--- BEGIN ---

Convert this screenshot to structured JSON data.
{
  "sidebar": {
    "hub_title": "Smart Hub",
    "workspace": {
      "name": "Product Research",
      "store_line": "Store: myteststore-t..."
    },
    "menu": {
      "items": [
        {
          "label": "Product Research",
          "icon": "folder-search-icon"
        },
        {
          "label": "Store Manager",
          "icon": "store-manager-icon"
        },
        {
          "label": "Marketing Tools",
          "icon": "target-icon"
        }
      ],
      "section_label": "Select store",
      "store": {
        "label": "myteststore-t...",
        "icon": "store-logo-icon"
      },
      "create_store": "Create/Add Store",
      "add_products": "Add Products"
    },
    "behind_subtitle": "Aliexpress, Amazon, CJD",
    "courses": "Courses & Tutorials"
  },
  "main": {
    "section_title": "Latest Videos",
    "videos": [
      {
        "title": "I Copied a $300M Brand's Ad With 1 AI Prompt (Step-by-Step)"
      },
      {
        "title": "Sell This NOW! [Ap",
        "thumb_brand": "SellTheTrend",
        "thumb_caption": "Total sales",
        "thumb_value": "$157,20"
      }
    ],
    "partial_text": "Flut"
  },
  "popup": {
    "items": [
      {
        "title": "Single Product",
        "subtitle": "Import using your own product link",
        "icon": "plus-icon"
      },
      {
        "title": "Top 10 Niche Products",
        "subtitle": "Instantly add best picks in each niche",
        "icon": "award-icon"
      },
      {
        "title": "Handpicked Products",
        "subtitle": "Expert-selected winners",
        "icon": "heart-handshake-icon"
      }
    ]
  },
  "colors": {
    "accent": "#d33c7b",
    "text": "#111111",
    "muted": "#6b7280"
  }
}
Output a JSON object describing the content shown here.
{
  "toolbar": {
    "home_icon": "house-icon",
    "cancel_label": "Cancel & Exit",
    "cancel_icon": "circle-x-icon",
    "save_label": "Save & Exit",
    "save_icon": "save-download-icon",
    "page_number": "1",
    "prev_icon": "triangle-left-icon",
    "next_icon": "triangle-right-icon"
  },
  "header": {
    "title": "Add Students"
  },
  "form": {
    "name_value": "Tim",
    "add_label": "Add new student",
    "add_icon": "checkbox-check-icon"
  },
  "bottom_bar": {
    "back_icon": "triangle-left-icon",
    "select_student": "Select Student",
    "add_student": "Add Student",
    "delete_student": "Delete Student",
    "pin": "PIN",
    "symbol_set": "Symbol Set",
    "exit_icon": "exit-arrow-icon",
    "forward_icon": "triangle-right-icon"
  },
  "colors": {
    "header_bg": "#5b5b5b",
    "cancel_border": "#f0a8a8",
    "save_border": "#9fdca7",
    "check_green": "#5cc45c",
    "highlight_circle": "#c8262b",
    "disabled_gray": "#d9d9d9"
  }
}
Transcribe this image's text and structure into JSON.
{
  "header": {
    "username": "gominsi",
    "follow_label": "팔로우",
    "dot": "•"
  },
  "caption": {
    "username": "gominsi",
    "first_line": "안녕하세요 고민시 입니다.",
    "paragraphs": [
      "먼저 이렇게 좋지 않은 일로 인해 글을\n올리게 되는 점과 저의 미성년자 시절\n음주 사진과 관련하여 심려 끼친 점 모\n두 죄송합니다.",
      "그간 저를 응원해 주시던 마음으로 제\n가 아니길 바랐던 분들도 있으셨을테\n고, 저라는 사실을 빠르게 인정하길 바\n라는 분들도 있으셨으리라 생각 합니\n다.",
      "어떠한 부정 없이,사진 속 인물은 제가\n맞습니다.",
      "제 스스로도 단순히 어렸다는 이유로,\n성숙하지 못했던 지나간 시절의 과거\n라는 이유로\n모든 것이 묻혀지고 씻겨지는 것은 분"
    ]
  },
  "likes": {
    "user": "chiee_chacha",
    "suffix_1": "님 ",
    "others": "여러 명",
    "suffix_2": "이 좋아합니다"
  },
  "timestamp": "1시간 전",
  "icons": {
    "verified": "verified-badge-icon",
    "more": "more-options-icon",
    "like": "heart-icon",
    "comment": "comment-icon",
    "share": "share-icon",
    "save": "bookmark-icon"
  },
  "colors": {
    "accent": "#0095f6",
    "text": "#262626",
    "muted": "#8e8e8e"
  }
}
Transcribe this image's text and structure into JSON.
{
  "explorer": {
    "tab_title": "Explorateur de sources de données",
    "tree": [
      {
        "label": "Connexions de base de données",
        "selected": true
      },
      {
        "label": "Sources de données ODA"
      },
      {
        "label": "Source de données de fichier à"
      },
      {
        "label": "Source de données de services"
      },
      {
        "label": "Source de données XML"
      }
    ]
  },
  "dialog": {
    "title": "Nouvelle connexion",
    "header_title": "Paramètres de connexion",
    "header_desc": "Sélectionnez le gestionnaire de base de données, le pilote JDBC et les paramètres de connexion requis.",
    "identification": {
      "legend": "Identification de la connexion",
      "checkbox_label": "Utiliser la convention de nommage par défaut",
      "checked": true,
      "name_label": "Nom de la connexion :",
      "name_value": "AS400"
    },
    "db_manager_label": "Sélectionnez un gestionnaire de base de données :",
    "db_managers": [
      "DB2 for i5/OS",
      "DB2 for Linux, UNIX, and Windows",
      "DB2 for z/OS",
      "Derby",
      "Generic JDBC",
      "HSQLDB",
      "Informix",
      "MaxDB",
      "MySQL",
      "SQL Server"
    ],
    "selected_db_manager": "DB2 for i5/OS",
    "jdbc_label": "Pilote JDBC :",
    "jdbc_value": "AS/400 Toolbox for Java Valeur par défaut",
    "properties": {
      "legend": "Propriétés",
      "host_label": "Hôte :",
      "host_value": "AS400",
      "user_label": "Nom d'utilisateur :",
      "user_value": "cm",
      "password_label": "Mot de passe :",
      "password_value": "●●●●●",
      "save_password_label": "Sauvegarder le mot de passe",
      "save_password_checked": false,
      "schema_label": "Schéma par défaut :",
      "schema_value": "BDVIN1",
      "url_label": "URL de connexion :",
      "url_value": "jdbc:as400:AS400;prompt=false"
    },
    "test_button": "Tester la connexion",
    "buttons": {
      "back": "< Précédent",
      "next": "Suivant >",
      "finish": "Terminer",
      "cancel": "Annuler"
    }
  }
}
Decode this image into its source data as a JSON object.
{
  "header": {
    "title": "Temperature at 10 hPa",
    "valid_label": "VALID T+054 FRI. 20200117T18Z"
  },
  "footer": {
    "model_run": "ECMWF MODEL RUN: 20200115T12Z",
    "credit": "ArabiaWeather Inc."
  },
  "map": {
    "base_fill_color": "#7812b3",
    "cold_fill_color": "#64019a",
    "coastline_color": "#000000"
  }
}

--- END ---

→ **GIVEN TASK**: Copy each line that holds the word "data".

→ **ANSWER TO THIS PROBLEM**:
Convert this screenshot to structured JSON data.
Decode this image into its source data as a JSON object.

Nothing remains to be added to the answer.